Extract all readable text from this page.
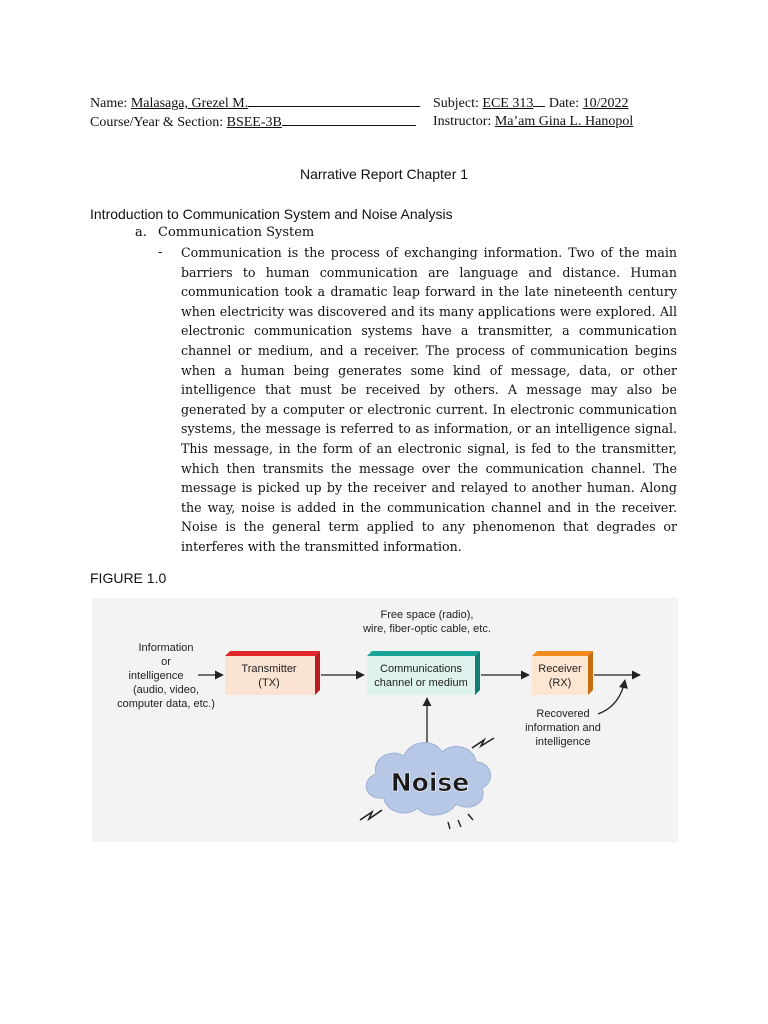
Name: Malasaga, Grezel M.	Subject: ECE 313 Date: 10/2022
Course/Year & Section: BSEE-3B	Instructor: Ma’am Gina L. Hanopol
Narrative Report Chapter 1
Introduction to Communication System and Noise Analysis
a. Communication System
- Communication is the process of exchanging information. Two of the main barriers to human communication are language and distance. Human communication took a dramatic leap forward in the late nineteenth century when electricity was discovered and its many applications were explored. All electronic communication systems have a transmitter, a communication channel or medium, and a receiver. The process of communication begins when a human being generates some kind of message, data, or other intelligence that must be received by others. A message may also be generated by a computer or electronic current. In electronic communication systems, the message is referred to as information, or an intelligence signal. This message, in the form of an electronic signal, is fed to the transmitter, which then transmits the message over the communication channel. The message is picked up by the receiver and relayed to another human. Along the way, noise is added in the communication channel and in the receiver. Noise is the general term applied to any phenomenon that degrades or interferes with the transmitted information.
FIGURE 1.0
Information
or
intelligence
(audio, video,
computer data, etc.)
Transmitter
(TX)
Free space (radio),
wire, fiber-optic cable, etc.
Communications
channel or medium
Receiver
(RX)
Recovered
information and
intelligence
Noise
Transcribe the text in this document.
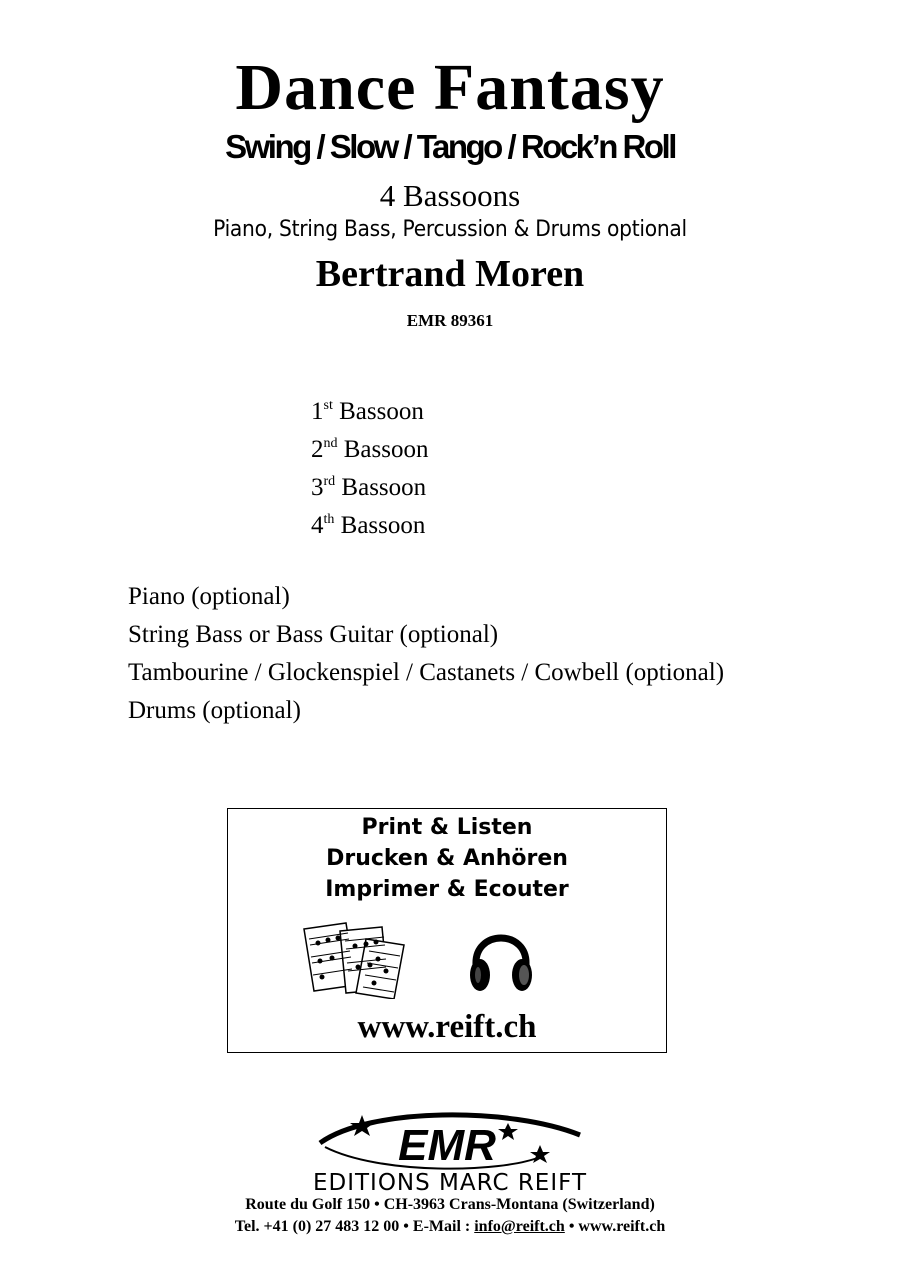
Dance Fantasy
Swing / Slow / Tango / Rock’n Roll
4 Bassoons
Piano, String Bass, Percussion & Drums optional
Bertrand Moren
EMR 89361
1st Bassoon
2nd Bassoon
3rd Bassoon
4th Bassoon
Piano (optional)
String Bass or Bass Guitar (optional)
Tambourine / Glockenspiel / Castanets / Cowbell (optional)
Drums (optional)
Print & Listen
Drucken & Anhören
Imprimer & Ecouter
www.reift.ch
EMR
EDITIONS MARC REIFT
Route du Golf 150 • CH-3963 Crans-Montana (Switzerland)
Tel. +41 (0) 27 483 12 00 • E-Mail : info@reift.ch • www.reift.ch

====

■ **Requirements**
Track down the lines that include the word "Drums" and copy them.

■ **Full output**
Piano, String Bass, Percussion & Drums optional
Drums (optional)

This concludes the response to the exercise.